» **TASK DESCRIPTION**: Extract the lines from the one containing "Enumerate the UI" through the one containing "annotation-arrow-3 bbox=[198, 481, 288, 527]", both included, and repeat them without any change.
═══ PROVIDED DATA
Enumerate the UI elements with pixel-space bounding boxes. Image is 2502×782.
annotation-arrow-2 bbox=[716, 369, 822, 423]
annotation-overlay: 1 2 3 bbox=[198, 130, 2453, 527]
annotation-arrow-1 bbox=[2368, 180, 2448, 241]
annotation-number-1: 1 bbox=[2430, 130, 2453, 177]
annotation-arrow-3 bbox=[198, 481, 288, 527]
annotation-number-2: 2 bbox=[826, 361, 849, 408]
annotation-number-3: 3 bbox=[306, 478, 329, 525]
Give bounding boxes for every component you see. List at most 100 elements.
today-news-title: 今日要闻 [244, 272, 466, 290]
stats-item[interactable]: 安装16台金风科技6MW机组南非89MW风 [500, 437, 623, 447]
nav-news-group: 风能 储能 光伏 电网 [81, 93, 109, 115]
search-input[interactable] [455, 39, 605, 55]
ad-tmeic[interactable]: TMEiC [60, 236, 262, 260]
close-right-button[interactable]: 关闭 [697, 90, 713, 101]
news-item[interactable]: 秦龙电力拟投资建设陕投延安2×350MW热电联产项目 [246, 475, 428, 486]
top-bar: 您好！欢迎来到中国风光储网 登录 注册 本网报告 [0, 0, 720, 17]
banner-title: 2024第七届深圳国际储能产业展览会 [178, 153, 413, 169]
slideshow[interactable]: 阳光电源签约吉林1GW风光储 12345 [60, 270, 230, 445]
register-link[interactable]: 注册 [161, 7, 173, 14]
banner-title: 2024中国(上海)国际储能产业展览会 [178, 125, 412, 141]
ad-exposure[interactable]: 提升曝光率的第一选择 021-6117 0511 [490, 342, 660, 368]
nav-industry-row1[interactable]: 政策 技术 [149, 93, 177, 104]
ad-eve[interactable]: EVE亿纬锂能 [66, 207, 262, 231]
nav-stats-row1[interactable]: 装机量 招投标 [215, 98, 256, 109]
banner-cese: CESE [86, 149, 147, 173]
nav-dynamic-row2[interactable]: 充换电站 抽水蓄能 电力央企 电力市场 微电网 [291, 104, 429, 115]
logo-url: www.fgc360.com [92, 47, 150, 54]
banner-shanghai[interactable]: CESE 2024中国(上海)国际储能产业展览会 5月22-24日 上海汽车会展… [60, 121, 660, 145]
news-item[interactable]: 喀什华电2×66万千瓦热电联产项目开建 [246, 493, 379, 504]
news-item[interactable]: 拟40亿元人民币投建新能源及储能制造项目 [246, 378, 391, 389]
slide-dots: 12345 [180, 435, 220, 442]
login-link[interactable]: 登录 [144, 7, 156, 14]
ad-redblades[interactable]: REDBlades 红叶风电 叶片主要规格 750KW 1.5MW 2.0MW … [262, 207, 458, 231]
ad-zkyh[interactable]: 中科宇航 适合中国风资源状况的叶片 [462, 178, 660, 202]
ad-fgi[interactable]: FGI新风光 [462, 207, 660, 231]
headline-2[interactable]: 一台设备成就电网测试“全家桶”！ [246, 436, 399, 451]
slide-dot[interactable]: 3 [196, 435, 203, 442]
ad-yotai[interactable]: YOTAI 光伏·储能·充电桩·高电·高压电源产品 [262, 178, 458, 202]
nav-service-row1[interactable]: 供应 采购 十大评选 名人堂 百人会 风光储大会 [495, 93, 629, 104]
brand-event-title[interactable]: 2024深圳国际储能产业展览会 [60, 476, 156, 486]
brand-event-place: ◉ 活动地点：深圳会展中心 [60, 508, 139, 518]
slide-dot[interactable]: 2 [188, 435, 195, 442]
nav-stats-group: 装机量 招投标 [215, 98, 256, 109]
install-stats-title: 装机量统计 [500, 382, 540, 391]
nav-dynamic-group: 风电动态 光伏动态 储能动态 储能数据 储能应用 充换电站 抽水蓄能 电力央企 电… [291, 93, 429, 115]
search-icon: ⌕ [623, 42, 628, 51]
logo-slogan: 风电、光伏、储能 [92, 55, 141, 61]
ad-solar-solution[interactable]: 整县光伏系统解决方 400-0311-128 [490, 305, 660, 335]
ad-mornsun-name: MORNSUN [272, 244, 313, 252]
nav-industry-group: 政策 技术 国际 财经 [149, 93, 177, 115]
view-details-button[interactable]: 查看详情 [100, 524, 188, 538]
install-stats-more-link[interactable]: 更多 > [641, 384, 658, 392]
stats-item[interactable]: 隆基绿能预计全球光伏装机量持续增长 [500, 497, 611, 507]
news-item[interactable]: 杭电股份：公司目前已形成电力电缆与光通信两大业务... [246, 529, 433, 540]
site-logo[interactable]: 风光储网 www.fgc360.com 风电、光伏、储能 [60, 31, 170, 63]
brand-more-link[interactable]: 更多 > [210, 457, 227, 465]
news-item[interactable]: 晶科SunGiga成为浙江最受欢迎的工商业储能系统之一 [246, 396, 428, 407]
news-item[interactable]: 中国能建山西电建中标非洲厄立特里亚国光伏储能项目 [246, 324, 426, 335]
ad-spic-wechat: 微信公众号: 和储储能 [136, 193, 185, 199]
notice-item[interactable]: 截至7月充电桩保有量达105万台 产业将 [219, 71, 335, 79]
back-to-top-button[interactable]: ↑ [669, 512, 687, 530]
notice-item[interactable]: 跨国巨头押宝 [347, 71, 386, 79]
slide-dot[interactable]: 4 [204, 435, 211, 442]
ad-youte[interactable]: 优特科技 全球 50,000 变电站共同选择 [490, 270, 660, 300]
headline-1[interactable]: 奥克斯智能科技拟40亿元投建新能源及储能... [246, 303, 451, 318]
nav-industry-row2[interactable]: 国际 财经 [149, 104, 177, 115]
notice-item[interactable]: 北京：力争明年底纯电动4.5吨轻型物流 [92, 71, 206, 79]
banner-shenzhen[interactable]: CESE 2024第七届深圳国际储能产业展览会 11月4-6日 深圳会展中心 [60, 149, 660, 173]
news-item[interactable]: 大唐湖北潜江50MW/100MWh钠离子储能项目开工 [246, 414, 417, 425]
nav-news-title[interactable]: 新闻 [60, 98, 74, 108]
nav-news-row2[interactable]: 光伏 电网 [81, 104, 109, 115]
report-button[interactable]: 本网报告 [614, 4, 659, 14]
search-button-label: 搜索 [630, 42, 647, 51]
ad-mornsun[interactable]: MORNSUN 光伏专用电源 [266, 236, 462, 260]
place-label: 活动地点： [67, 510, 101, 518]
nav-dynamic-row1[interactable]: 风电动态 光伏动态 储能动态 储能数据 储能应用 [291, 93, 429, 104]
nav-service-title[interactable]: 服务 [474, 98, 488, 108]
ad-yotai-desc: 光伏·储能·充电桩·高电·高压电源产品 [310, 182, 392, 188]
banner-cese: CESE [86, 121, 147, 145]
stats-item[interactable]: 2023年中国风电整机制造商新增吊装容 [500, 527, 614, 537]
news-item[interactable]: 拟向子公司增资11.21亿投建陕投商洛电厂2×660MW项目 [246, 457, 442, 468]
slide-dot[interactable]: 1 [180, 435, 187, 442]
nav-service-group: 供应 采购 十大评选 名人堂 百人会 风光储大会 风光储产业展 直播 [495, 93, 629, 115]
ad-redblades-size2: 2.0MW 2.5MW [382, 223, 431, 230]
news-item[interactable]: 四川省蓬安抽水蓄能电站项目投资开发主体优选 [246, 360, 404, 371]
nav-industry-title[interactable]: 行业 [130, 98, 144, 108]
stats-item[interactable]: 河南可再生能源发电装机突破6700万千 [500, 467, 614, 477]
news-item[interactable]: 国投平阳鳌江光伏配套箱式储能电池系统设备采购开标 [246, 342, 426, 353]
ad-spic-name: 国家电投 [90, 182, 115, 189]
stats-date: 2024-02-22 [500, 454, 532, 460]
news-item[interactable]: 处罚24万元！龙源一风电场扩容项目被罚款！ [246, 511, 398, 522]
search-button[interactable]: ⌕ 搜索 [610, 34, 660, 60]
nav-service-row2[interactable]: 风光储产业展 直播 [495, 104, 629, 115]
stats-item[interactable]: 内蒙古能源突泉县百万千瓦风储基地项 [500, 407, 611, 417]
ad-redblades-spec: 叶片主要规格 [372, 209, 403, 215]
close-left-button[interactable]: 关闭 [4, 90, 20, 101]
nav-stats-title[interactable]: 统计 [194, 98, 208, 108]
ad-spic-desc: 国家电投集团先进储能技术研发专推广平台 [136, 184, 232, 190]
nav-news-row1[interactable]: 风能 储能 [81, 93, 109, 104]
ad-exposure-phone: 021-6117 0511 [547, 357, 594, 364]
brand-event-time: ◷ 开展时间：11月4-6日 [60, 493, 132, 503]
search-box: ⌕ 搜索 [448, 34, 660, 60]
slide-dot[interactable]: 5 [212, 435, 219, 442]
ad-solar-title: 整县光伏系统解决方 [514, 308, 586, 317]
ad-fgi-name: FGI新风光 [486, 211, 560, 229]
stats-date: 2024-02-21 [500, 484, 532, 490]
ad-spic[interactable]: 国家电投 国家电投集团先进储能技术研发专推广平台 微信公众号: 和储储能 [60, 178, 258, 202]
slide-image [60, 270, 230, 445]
══════
═══ PROVIDED DATA
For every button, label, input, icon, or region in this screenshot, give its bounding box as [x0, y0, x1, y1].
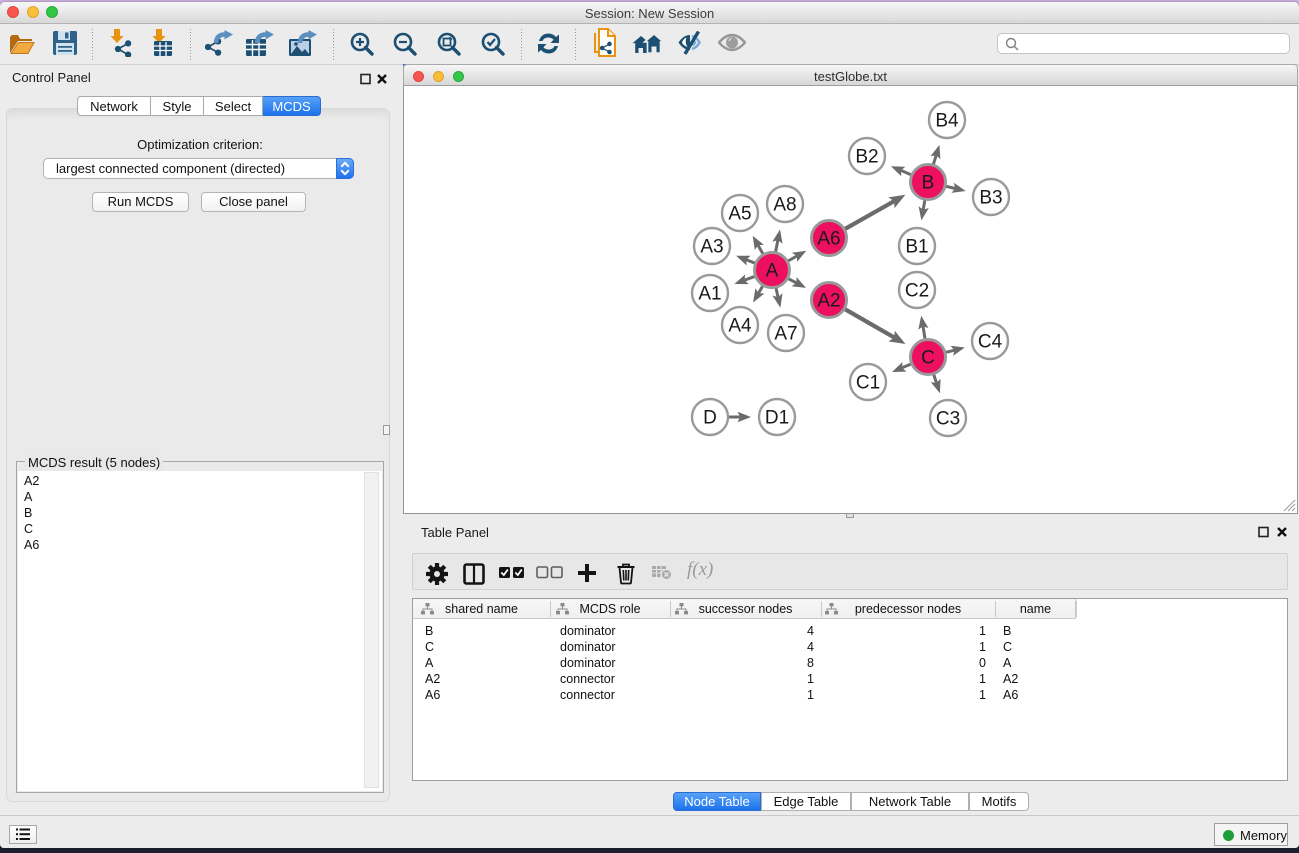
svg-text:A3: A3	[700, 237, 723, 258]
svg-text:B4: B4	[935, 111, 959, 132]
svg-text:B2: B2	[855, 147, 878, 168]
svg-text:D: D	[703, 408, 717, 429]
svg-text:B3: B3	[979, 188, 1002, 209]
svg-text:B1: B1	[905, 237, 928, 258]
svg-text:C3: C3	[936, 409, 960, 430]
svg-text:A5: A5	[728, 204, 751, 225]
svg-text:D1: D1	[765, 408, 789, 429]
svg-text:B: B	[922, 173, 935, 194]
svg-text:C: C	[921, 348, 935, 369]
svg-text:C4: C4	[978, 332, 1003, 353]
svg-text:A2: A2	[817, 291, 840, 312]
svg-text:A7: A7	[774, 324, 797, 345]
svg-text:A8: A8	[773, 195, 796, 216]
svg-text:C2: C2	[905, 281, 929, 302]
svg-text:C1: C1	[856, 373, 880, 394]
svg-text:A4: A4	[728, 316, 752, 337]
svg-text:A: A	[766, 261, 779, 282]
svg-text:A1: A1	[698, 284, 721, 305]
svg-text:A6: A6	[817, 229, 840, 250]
══════
» **ANSWER IN FULL**:
Enumerate the UI elements with pixel-space bounding boxes. Image is 2502×782.
annotation-arrow-2 bbox=[716, 369, 822, 423]
annotation-overlay: 1 2 3 bbox=[198, 130, 2453, 527]
annotation-arrow-1 bbox=[2368, 180, 2448, 241]
annotation-number-1: 1 bbox=[2430, 130, 2453, 177]
annotation-arrow-3 bbox=[198, 481, 288, 527]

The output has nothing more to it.